— begin LISTED ENTRIES —
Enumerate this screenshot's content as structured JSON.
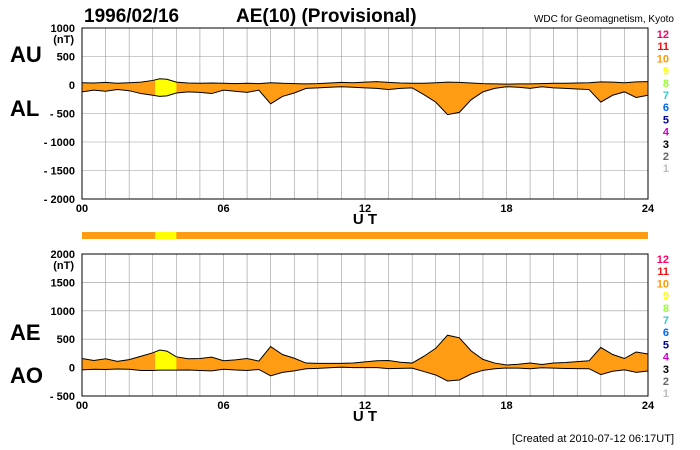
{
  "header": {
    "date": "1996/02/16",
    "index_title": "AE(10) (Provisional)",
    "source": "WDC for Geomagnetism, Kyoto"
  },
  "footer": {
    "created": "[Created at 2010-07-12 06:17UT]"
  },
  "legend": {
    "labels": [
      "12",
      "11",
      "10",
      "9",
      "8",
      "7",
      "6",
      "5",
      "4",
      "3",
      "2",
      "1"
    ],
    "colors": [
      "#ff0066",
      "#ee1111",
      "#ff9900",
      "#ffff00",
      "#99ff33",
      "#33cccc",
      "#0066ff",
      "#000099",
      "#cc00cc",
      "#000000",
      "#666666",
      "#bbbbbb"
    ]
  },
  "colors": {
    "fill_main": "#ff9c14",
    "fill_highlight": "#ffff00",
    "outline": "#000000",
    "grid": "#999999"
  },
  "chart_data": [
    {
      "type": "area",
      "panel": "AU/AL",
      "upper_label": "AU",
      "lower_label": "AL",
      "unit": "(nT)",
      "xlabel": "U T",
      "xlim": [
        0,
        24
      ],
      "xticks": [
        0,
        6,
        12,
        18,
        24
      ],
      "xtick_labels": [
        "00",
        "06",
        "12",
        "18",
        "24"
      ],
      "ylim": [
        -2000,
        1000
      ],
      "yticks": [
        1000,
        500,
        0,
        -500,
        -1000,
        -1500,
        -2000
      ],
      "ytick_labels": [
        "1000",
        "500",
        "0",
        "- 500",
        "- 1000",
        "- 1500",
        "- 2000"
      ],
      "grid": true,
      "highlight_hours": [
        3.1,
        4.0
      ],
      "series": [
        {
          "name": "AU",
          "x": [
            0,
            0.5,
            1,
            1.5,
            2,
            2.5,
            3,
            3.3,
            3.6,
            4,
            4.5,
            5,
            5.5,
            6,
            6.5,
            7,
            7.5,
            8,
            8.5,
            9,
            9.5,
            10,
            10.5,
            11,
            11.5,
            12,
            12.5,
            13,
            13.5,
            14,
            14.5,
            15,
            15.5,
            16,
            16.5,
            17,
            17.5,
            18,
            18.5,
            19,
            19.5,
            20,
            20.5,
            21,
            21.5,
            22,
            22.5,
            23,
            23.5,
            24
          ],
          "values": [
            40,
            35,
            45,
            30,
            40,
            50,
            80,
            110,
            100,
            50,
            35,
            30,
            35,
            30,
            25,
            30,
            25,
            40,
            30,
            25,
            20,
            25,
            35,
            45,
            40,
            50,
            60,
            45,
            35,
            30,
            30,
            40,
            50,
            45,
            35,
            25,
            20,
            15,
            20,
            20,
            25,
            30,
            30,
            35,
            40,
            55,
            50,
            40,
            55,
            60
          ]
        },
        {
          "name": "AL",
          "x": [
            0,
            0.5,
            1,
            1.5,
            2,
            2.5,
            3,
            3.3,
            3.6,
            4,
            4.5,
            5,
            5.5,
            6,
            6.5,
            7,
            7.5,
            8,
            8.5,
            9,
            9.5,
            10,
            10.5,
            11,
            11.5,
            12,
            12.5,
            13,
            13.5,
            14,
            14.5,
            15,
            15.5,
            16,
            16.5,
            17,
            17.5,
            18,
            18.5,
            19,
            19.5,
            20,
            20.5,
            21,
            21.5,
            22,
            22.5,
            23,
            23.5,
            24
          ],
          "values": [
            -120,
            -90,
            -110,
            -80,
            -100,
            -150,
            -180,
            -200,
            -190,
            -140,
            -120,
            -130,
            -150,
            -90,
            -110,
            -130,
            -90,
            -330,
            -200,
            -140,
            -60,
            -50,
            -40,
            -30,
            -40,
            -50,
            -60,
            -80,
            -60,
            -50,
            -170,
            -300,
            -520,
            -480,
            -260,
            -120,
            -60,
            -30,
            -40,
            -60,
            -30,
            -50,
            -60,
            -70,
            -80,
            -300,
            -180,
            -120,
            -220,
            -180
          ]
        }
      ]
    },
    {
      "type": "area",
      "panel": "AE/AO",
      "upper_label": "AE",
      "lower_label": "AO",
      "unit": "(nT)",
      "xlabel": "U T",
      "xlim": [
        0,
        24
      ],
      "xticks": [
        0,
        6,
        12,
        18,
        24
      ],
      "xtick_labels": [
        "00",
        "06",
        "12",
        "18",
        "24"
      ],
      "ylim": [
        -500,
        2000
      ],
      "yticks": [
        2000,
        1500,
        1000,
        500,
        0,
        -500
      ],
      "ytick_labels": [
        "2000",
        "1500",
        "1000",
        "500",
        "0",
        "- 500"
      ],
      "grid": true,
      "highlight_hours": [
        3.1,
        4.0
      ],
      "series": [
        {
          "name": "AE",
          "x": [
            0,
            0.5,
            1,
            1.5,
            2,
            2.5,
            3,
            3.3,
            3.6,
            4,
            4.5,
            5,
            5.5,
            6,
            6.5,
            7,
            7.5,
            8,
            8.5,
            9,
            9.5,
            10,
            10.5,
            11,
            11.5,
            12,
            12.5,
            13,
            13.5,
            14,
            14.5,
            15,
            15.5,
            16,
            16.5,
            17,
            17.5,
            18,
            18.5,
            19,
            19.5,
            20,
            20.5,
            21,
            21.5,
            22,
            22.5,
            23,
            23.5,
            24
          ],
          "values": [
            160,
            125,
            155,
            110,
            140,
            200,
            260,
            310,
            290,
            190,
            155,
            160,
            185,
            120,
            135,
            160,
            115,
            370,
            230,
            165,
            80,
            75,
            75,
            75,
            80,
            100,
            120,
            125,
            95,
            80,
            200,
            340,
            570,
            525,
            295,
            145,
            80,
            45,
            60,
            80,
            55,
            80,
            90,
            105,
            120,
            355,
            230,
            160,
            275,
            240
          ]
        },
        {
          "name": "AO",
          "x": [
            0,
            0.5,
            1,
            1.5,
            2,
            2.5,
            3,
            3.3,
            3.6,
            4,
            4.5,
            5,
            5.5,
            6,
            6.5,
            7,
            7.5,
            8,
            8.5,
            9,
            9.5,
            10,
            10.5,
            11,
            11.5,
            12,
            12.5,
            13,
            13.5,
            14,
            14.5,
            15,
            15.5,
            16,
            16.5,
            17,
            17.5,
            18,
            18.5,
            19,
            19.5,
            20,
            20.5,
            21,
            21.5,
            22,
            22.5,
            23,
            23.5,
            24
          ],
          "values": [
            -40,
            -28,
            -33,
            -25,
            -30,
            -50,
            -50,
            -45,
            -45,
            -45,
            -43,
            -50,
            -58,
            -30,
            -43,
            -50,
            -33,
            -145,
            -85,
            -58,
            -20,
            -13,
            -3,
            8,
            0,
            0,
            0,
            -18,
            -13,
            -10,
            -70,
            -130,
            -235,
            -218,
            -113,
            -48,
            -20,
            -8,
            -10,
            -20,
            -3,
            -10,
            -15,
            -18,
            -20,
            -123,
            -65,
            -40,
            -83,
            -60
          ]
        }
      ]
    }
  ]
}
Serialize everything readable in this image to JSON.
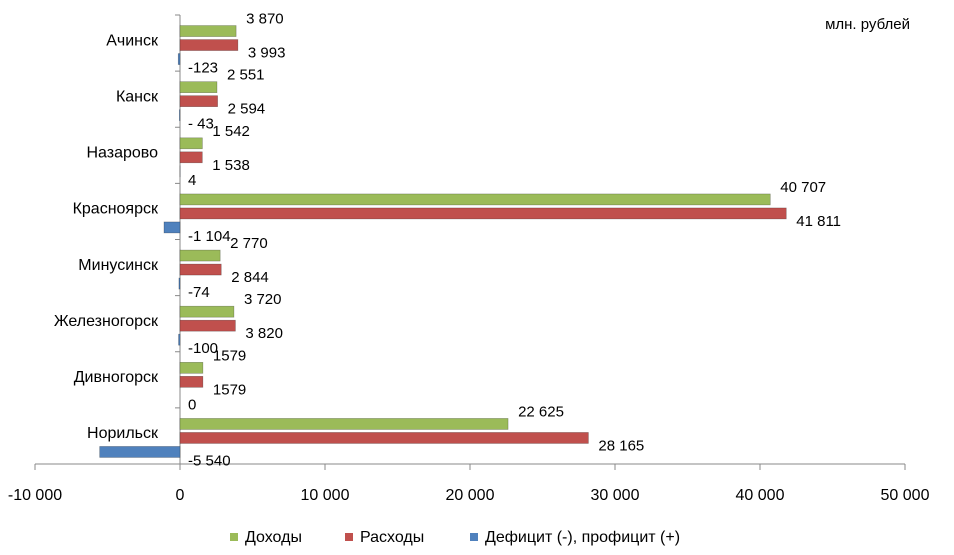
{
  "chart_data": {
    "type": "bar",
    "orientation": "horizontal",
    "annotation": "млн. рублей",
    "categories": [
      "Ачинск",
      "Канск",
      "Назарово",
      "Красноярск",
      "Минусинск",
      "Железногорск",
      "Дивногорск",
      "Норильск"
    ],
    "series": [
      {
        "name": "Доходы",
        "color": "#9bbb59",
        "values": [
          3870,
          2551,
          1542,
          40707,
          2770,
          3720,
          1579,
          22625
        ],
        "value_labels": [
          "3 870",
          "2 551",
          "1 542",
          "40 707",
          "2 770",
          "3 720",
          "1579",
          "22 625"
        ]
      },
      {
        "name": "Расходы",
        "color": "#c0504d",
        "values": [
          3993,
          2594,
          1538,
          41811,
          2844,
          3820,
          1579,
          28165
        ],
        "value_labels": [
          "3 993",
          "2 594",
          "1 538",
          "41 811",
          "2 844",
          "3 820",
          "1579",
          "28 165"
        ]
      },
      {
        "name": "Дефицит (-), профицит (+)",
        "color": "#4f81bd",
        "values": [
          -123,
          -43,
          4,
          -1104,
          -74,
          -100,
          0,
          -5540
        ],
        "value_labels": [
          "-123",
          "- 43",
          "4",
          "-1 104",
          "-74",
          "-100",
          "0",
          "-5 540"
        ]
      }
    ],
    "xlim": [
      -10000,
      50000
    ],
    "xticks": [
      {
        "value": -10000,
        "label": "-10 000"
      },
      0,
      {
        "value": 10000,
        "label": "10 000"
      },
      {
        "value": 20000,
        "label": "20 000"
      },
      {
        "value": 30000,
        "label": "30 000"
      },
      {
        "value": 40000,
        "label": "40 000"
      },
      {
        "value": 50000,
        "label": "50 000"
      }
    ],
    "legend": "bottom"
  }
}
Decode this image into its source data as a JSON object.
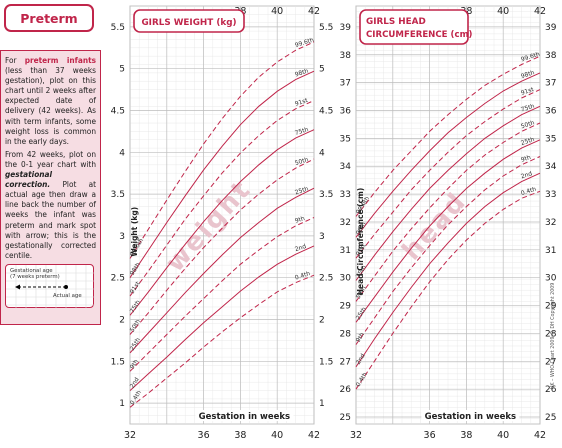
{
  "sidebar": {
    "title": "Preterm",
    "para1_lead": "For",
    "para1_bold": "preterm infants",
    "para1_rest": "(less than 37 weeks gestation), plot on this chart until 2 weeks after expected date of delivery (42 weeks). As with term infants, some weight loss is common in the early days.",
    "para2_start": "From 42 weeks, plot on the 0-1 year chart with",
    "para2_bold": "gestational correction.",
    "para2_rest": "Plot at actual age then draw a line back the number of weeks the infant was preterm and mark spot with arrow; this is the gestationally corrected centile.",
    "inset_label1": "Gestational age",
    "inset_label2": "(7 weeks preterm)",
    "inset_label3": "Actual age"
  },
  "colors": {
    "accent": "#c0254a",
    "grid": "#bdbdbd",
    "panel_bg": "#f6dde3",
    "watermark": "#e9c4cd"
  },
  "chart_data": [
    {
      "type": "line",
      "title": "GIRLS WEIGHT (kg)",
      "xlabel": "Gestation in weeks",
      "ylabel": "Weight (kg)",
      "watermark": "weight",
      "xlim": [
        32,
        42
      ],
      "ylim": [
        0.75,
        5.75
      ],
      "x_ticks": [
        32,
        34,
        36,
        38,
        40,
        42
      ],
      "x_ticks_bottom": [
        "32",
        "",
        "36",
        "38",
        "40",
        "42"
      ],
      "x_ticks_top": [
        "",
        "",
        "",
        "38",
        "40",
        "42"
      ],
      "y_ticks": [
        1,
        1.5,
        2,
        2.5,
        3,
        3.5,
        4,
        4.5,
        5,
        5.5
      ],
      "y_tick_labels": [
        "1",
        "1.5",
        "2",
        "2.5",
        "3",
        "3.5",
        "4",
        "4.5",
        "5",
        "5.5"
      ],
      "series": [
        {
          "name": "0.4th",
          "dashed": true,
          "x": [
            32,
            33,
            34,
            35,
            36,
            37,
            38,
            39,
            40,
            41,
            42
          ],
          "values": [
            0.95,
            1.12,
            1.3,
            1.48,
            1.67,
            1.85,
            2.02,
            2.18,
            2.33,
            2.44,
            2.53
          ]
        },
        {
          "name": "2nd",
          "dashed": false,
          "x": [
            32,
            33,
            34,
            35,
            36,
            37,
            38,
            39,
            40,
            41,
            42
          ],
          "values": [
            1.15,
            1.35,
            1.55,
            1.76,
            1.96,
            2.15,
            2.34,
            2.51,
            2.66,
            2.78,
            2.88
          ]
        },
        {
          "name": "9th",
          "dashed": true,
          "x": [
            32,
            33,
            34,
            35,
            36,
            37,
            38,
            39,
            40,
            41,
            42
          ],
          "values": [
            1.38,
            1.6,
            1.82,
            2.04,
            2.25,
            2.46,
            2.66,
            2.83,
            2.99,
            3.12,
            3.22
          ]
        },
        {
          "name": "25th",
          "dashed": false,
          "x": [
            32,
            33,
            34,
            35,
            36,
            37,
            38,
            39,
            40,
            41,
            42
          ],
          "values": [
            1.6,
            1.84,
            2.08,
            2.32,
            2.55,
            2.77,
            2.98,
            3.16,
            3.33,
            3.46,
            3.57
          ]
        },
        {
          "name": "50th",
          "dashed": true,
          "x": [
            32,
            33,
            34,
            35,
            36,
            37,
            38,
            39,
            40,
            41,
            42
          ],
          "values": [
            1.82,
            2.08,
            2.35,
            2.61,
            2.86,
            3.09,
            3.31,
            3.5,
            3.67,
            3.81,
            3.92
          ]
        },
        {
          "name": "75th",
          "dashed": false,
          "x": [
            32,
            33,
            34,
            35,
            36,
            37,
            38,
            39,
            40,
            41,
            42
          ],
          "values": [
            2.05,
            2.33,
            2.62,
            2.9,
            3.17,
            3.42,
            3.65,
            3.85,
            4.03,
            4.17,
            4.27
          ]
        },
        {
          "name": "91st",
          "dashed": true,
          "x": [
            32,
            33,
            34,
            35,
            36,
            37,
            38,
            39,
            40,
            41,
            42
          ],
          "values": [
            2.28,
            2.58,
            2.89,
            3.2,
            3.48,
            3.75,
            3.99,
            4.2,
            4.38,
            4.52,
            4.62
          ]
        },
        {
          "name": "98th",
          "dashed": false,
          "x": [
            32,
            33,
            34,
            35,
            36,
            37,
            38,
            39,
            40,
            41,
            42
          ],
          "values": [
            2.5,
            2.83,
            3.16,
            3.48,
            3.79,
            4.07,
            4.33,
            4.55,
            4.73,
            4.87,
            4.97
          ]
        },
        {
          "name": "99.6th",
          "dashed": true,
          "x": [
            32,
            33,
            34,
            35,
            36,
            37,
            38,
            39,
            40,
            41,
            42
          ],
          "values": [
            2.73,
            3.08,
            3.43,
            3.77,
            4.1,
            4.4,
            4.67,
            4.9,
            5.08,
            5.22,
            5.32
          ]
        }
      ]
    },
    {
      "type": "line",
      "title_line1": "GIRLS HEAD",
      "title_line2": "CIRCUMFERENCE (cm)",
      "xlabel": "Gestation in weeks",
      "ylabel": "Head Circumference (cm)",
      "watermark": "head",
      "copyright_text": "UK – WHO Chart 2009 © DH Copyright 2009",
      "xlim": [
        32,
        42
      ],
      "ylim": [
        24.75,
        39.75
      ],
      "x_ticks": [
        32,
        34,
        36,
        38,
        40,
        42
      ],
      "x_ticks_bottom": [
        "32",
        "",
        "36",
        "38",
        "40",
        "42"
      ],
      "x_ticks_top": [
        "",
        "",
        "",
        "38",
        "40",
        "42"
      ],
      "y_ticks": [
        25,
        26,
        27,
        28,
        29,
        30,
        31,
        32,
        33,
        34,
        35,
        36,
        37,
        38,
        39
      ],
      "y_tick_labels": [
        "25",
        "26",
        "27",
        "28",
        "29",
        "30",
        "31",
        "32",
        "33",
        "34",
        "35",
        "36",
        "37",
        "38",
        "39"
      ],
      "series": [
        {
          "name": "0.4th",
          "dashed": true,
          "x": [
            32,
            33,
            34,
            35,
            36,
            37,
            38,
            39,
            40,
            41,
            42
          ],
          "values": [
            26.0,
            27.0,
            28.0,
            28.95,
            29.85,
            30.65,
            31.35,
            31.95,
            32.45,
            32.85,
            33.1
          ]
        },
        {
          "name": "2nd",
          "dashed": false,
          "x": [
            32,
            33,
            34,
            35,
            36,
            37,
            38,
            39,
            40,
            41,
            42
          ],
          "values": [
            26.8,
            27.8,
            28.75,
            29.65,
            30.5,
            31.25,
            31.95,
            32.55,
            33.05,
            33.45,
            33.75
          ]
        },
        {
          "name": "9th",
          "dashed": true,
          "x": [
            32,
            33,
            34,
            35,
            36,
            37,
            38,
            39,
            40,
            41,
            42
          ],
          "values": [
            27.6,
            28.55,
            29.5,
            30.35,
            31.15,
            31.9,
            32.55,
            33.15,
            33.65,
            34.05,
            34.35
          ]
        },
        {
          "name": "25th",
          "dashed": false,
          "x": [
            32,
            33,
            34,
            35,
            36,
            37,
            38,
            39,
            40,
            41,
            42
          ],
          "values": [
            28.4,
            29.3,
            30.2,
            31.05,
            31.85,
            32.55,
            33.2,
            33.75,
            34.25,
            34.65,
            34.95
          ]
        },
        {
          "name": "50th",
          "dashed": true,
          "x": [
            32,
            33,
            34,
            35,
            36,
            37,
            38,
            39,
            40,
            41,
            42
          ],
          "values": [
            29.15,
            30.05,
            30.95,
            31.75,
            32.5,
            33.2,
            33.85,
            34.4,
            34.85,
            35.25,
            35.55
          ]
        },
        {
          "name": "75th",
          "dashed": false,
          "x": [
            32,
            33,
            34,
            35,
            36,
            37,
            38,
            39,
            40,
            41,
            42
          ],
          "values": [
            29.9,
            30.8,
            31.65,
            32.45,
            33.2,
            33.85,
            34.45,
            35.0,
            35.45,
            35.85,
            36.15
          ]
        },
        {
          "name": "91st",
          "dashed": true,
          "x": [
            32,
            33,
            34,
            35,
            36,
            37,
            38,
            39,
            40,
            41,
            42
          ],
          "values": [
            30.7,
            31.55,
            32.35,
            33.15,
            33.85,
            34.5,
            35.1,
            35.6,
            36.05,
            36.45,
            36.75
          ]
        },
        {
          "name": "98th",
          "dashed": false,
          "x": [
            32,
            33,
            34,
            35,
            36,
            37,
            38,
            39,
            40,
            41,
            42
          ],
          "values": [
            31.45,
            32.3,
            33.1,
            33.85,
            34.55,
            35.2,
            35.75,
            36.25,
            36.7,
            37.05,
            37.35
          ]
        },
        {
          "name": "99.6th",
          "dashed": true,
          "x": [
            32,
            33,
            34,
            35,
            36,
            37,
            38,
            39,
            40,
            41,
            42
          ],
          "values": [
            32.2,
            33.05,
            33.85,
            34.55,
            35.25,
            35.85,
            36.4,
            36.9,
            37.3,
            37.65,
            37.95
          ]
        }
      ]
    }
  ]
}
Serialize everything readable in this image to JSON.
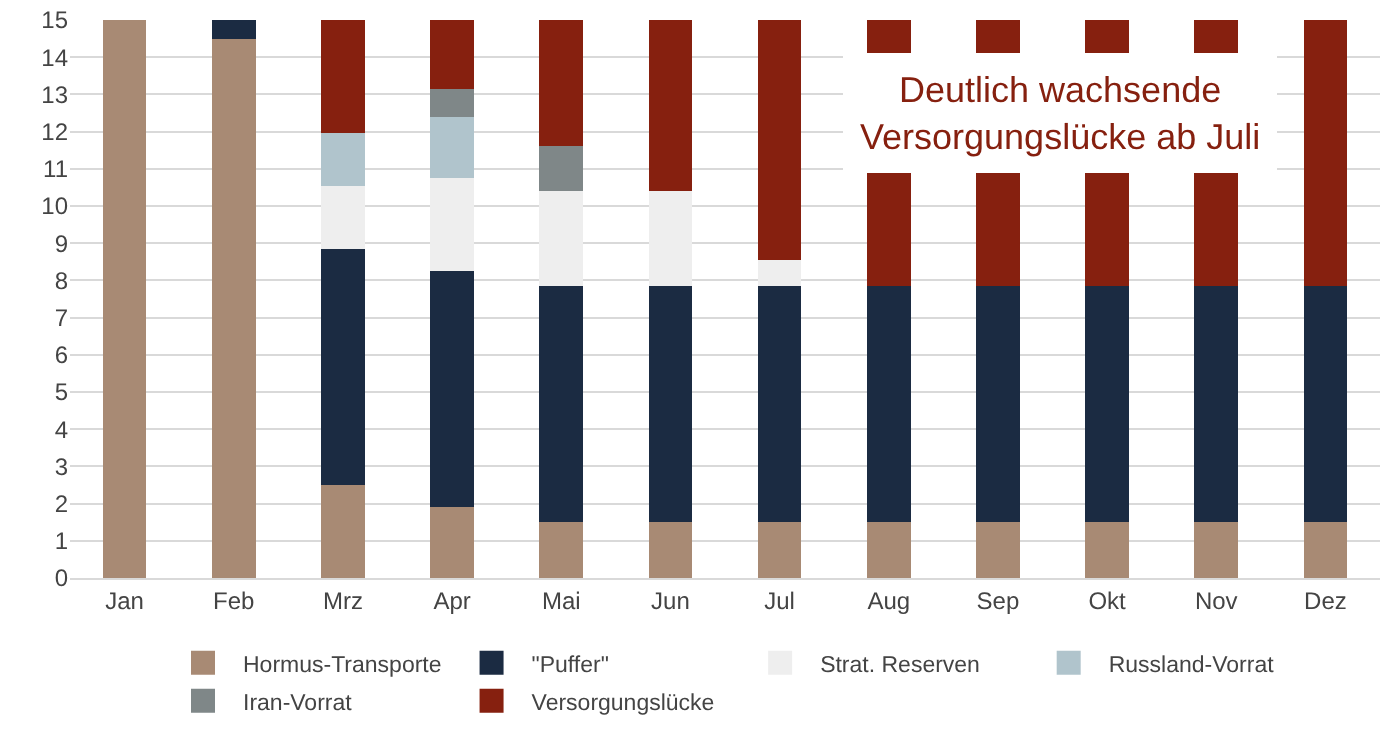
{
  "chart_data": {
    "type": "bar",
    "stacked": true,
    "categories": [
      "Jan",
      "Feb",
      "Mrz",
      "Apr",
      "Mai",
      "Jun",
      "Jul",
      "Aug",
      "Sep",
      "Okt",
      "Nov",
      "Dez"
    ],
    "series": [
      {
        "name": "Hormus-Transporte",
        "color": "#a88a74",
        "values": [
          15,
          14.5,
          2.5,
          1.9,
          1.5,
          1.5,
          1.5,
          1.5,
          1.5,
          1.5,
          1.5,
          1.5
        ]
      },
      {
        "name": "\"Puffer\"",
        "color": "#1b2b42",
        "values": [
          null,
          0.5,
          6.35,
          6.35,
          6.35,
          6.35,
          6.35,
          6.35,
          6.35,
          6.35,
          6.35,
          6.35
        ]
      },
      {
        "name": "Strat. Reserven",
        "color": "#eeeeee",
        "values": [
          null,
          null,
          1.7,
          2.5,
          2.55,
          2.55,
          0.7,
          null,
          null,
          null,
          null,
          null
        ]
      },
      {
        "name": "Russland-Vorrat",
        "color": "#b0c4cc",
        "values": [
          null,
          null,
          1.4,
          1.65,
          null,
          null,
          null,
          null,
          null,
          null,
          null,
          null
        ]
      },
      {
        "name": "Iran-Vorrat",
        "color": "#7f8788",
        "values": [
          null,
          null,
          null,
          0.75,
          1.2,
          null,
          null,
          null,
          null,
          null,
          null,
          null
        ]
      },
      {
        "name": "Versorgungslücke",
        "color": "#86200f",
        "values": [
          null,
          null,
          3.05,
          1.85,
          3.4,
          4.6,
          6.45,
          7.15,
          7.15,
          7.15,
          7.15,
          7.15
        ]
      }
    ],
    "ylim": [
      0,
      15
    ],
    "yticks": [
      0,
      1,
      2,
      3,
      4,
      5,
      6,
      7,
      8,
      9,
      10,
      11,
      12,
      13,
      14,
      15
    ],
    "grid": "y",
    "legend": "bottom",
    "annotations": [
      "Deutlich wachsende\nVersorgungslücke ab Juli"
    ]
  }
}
— end LISTED ENTRIES —
■ **WHAT THE TASK ASKS**:
Keep only those lines of the records that hold "watermark", and return them.

■ **REPLY TO THE EXERCISE**:
    "watermark": "#e9c4cd"
      "watermark": "weight",
      "watermark": "head",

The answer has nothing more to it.